[Part of a data file]
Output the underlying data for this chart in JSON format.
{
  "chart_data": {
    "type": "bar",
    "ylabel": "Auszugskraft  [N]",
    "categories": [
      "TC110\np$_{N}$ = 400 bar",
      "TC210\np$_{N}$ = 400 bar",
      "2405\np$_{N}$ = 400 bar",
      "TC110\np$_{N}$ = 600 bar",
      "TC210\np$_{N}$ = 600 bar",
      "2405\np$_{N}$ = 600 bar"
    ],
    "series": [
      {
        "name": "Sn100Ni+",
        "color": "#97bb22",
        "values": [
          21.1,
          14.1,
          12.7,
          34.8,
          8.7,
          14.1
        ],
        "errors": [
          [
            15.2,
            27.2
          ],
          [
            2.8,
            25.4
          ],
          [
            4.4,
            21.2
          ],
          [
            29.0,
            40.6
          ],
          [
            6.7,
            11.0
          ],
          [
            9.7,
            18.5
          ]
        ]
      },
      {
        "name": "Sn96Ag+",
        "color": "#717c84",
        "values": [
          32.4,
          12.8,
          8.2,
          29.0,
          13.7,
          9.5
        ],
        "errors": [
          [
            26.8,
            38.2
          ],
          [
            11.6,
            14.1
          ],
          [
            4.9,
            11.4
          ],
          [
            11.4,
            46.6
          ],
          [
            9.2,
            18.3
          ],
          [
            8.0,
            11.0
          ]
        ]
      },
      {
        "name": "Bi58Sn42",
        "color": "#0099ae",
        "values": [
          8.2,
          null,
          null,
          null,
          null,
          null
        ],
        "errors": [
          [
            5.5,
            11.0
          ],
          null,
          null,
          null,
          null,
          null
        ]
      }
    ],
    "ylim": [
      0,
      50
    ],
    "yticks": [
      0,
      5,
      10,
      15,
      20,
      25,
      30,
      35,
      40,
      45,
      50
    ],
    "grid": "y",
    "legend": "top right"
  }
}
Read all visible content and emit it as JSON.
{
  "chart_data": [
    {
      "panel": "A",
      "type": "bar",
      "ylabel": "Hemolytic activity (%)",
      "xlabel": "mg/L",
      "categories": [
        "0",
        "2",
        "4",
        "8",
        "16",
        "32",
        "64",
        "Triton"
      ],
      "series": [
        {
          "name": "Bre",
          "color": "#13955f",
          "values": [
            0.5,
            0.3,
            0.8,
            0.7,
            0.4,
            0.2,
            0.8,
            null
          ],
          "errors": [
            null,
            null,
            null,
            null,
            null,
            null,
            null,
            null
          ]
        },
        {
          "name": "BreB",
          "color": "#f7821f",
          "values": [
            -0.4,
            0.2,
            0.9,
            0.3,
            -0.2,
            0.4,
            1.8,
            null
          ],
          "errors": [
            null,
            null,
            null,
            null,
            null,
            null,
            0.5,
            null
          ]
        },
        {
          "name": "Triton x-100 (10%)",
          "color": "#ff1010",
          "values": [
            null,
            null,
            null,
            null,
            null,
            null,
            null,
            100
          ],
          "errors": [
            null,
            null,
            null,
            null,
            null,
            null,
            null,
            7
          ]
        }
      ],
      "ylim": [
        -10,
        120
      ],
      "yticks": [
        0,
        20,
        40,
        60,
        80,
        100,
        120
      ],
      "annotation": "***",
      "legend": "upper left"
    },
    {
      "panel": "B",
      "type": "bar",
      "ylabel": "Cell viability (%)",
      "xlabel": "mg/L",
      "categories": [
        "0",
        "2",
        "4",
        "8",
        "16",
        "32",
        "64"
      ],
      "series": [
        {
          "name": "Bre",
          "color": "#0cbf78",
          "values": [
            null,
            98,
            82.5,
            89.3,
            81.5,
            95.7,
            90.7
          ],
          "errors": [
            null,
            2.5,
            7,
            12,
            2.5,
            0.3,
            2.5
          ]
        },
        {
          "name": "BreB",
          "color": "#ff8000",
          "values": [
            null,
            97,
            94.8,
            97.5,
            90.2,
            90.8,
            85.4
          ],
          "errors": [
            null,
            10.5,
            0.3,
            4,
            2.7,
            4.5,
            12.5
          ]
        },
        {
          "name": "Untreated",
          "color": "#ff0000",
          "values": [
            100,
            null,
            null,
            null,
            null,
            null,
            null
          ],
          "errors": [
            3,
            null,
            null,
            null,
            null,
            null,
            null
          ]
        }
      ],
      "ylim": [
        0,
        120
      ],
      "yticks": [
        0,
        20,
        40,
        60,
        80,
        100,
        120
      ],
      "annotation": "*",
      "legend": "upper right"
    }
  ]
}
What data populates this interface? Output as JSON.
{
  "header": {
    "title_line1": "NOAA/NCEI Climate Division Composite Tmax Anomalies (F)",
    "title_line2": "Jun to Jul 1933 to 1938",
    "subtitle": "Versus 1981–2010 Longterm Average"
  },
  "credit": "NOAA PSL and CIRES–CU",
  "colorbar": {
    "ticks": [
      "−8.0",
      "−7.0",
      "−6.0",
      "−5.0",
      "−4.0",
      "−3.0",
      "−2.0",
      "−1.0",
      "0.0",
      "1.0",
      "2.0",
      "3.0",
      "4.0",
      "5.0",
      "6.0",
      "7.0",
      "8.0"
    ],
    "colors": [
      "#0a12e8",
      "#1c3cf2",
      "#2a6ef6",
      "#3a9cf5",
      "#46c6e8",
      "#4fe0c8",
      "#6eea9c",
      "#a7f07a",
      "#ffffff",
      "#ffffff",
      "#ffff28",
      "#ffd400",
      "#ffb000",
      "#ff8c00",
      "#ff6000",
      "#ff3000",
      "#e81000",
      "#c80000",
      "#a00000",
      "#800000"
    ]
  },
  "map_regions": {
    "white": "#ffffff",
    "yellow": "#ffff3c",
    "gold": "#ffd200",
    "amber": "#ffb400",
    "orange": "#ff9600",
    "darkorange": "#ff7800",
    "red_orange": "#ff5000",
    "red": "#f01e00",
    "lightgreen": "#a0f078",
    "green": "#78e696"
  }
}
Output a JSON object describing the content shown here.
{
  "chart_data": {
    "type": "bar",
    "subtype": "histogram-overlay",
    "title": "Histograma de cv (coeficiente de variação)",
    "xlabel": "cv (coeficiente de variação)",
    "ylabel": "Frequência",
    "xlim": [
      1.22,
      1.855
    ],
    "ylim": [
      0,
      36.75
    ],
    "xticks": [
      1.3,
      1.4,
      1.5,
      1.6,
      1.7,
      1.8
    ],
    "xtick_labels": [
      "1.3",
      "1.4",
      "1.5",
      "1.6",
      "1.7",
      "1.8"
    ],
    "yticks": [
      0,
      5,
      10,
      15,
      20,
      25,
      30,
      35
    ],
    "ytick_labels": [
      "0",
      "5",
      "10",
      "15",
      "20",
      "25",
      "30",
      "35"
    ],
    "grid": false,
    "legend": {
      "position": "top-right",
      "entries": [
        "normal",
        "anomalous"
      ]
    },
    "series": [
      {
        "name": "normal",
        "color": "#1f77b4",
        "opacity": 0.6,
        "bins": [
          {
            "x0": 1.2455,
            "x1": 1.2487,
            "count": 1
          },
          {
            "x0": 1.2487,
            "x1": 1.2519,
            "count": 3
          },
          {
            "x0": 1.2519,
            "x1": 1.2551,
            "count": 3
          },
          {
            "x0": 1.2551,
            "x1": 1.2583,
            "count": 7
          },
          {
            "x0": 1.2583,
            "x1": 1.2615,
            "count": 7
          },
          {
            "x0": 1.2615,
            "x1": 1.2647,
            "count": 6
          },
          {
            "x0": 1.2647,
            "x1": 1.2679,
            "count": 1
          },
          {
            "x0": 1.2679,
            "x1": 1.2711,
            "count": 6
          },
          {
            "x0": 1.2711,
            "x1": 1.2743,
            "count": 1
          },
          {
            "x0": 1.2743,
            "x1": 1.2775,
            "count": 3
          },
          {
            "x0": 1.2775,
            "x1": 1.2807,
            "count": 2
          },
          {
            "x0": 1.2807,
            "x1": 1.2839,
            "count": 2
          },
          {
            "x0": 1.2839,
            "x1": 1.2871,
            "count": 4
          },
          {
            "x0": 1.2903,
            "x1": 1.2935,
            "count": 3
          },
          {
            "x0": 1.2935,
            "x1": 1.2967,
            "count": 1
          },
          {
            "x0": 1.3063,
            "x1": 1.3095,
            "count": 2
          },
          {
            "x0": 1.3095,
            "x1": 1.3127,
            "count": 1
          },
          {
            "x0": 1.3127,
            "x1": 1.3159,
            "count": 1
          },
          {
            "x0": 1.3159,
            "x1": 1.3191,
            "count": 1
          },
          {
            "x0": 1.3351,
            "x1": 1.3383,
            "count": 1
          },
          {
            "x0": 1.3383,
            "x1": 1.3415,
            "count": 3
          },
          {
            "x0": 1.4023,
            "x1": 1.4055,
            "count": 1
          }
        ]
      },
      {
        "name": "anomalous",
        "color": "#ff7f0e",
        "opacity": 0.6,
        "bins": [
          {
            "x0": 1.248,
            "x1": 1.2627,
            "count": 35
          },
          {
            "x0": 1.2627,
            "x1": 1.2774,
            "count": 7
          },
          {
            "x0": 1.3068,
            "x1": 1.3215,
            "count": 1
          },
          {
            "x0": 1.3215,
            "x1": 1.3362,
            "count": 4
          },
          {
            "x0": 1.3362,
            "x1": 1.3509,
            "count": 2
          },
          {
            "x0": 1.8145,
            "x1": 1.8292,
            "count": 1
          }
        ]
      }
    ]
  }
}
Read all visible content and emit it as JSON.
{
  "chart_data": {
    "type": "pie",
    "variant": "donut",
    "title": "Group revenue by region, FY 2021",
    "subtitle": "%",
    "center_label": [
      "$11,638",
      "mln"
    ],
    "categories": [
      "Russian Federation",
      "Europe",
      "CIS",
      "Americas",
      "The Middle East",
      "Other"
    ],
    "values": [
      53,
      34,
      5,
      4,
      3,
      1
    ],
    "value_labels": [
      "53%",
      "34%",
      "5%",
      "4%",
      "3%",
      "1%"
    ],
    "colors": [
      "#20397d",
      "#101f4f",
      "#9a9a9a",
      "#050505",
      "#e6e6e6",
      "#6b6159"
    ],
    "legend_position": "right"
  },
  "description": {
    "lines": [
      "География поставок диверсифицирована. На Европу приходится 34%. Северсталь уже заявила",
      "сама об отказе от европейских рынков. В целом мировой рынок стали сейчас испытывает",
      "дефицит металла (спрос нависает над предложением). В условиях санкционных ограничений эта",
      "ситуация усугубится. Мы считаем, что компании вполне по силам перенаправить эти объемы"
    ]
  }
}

YOUR GOAL =>
Within the listing above, work out how many lines contain the string "NOAA", and reply with that number only.

CORRECT RESPONSE =>
2